Directions -
Return the full listing word for word, but drop every picture from it.

Records shown -
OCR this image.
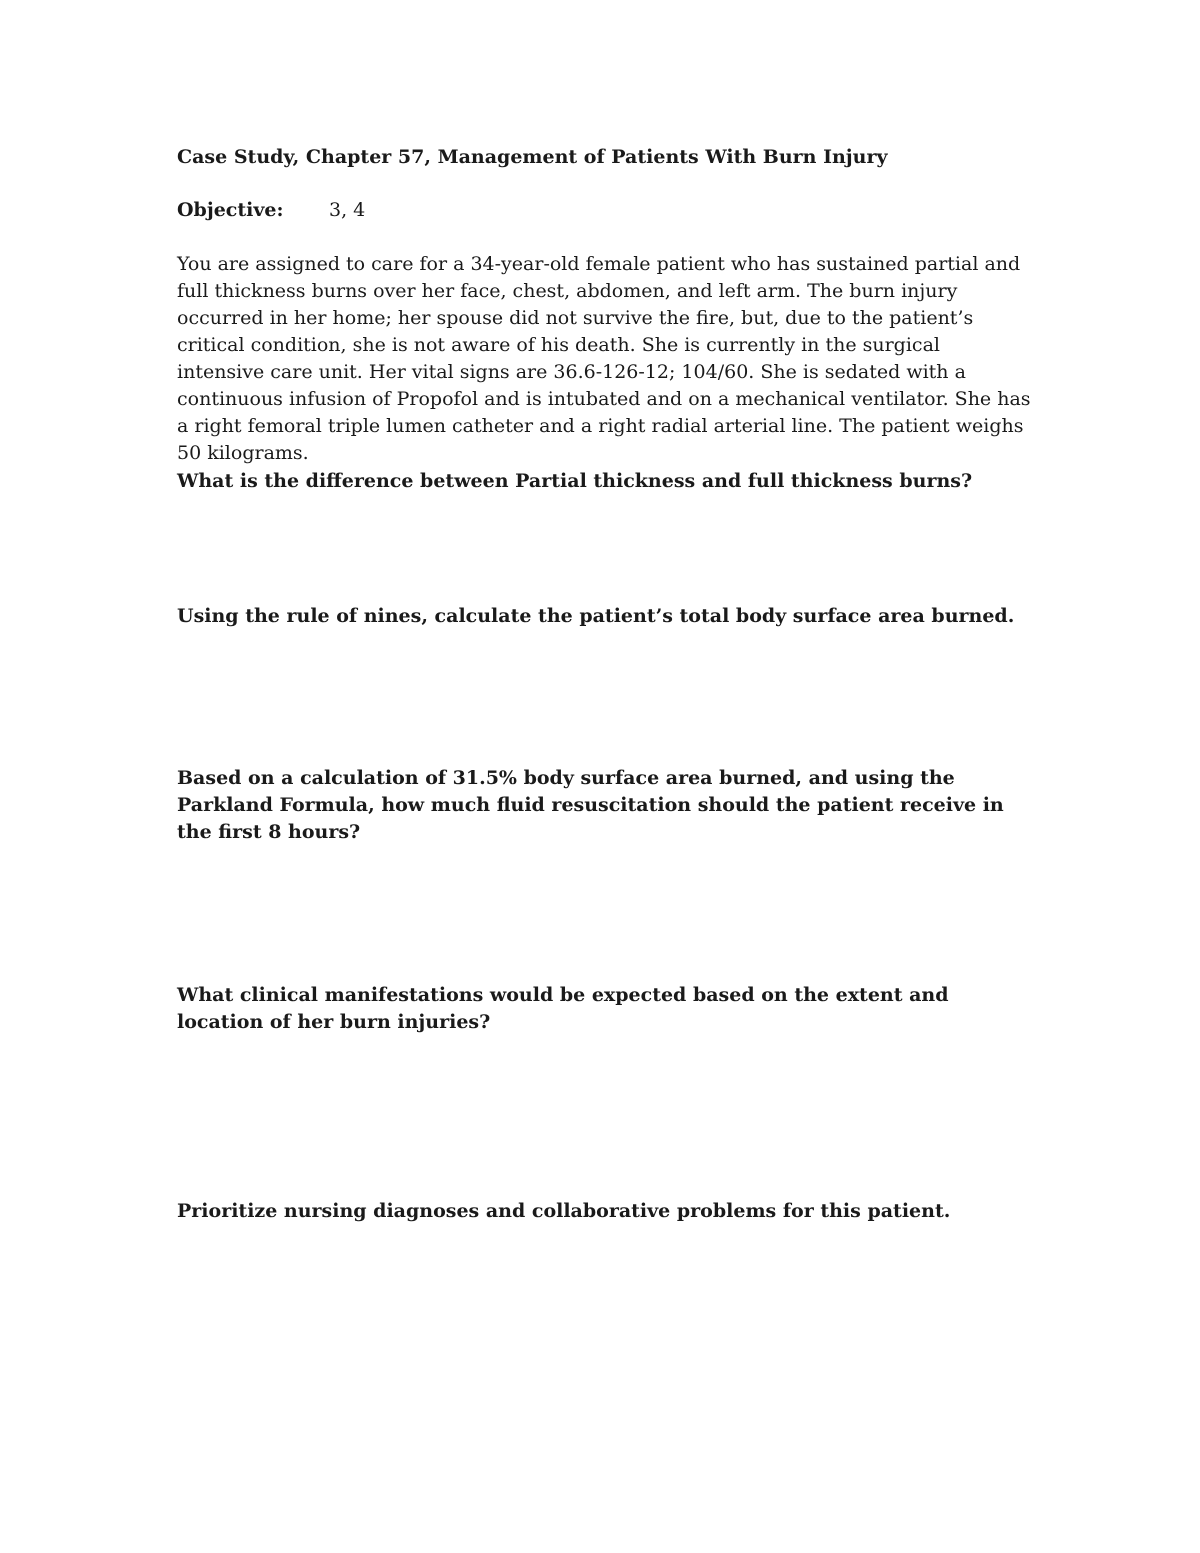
Case Study, Chapter 57, Management of Patients With Burn Injury

Objective: 3, 4

You are assigned to care for a 34-year-old female patient who has sustained partial and full thickness burns over her face, chest, abdomen, and left arm. The burn injury occurred in her home; her spouse did not survive the fire, but, due to the patient’s critical condition, she is not aware of his death. She is currently in the surgical intensive care unit. Her vital signs are 36.6-126-12; 104/60. She is sedated with a continuous infusion of Propofol and is intubated and on a mechanical ventilator. She has a right femoral triple lumen catheter and a right radial arterial line. The patient weighs 50 kilograms.

What is the difference between Partial thickness and full thickness burns?

Using the rule of nines, calculate the patient’s total body surface area burned.

Based on a calculation of 31.5% body surface area burned, and using the Parkland Formula, how much fluid resuscitation should the patient receive in the first 8 hours?

What clinical manifestations would be expected based on the extent and location of her burn injuries?

Prioritize nursing diagnoses and collaborative problems for this patient.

Answer for this exercise -
OCR this image.
Case Study, Chapter 57, Management of Patients With Burn Injury

Objective: 3, 4

You are assigned to care for a 34-year-old female patient who has sustained partial and full thickness burns over her face, chest, abdomen, and left arm. The burn injury occurred in her home; her spouse did not survive the fire, but, due to the patient’s critical condition, she is not aware of his death. She is currently in the surgical intensive care unit. Her vital signs are 36.6-126-12; 104/60. She is sedated with a continuous infusion of Propofol and is intubated and on a mechanical ventilator. She has a right femoral triple lumen catheter and a right radial arterial line. The patient weighs 50 kilograms.

What is the difference between Partial thickness and full thickness burns?

Using the rule of nines, calculate the patient’s total body surface area burned.

Based on a calculation of 31.5% body surface area burned, and using the Parkland Formula, how much fluid resuscitation should the patient receive in the first 8 hours?

What clinical manifestations would be expected based on the extent and location of her burn injuries?

Prioritize nursing diagnoses and collaborative problems for this patient.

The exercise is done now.